— START —

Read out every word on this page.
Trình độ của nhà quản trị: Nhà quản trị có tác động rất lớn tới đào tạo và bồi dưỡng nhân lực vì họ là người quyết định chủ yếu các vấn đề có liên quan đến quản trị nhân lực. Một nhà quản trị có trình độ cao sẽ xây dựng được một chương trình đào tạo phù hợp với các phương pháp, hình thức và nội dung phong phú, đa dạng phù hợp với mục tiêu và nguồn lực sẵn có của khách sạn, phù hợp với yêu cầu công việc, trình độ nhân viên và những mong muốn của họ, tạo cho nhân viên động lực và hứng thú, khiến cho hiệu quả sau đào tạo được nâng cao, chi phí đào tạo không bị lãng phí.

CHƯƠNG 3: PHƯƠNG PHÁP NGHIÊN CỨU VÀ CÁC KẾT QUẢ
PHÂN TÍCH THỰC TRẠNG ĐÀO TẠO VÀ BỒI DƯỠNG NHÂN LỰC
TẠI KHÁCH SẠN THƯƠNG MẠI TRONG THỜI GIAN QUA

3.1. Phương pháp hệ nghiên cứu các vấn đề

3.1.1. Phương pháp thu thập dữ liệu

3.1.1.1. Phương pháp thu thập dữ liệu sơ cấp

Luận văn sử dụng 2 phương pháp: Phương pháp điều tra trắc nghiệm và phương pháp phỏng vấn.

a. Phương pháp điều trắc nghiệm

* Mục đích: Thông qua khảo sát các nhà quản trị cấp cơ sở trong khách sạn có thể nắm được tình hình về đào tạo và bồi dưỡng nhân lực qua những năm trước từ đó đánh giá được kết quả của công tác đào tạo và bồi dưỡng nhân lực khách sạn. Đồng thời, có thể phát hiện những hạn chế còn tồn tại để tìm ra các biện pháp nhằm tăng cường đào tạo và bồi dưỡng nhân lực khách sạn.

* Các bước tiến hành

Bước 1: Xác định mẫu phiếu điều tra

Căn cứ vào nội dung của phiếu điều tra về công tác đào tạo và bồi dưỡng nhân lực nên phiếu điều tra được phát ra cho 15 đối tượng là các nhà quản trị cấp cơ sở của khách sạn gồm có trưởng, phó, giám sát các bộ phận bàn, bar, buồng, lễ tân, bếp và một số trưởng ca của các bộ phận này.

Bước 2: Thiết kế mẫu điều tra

— END —
— START —

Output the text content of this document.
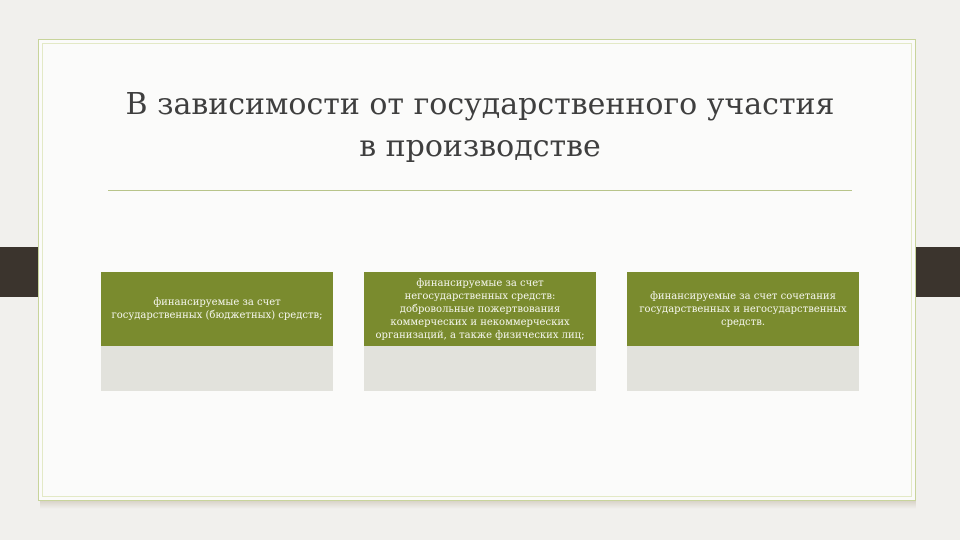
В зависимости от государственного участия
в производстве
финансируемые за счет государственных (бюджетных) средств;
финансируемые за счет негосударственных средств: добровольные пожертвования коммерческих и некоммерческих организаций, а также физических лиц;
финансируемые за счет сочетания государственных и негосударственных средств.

— END —
— START —

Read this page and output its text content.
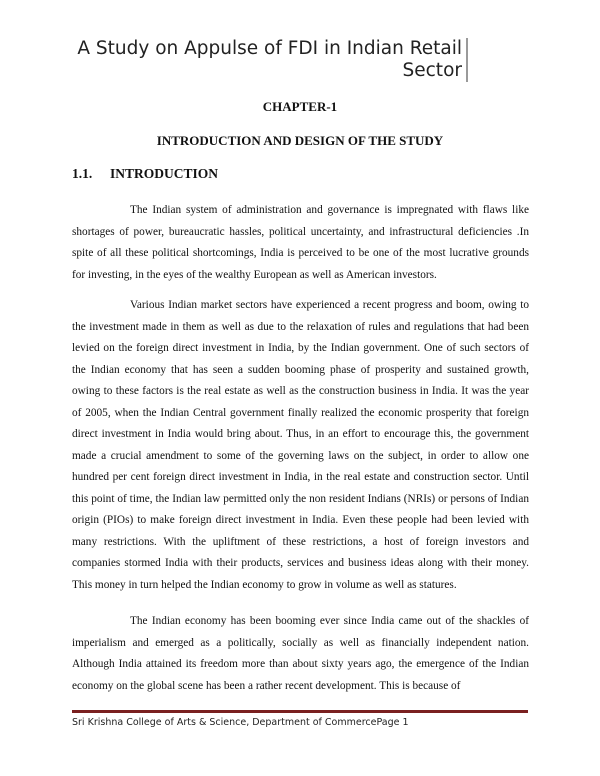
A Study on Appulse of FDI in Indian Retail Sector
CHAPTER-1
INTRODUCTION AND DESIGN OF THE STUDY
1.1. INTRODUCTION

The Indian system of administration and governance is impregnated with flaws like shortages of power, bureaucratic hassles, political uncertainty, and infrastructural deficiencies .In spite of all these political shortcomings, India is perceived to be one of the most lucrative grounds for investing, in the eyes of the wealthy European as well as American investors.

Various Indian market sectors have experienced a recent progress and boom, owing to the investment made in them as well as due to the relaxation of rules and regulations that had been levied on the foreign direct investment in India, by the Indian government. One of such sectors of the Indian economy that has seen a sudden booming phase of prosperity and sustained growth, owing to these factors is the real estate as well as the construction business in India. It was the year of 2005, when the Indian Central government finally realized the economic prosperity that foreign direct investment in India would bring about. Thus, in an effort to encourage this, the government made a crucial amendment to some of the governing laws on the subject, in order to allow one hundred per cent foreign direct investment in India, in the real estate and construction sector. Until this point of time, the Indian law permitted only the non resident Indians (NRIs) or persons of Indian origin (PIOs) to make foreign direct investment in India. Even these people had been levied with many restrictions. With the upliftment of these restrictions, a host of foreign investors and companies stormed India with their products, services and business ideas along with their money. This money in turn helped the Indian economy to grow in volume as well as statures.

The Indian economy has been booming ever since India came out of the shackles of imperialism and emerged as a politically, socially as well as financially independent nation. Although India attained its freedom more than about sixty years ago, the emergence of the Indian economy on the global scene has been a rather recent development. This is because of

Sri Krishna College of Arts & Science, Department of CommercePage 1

— END —

> Work required
In the entries above, find every line with the word "phát" and list it.

> Output for this exercise
* Mục đích: Thông qua khảo sát các nhà quản trị cấp cơ sở trong khách sạn có thể nắm được tình hình về đào tạo và bồi dưỡng nhân lực qua những năm trước từ đó đánh giá được kết quả của công tác đào tạo và bồi dưỡng nhân lực khách sạn. Đồng thời, có thể phát hiện những hạn chế còn tồn tại để tìm ra các biện pháp nhằm tăng cường đào tạo và bồi dưỡng nhân lực khách sạn.
Căn cứ vào nội dung của phiếu điều tra về công tác đào tạo và bồi dưỡng nhân lực nên phiếu điều tra được phát ra cho 15 đối tượng là các nhà quản trị cấp cơ sở của khách sạn gồm có trưởng, phó, giám sát các bộ phận bàn, bar, buồng, lễ tân, bếp và một số trưởng ca của các bộ phận này.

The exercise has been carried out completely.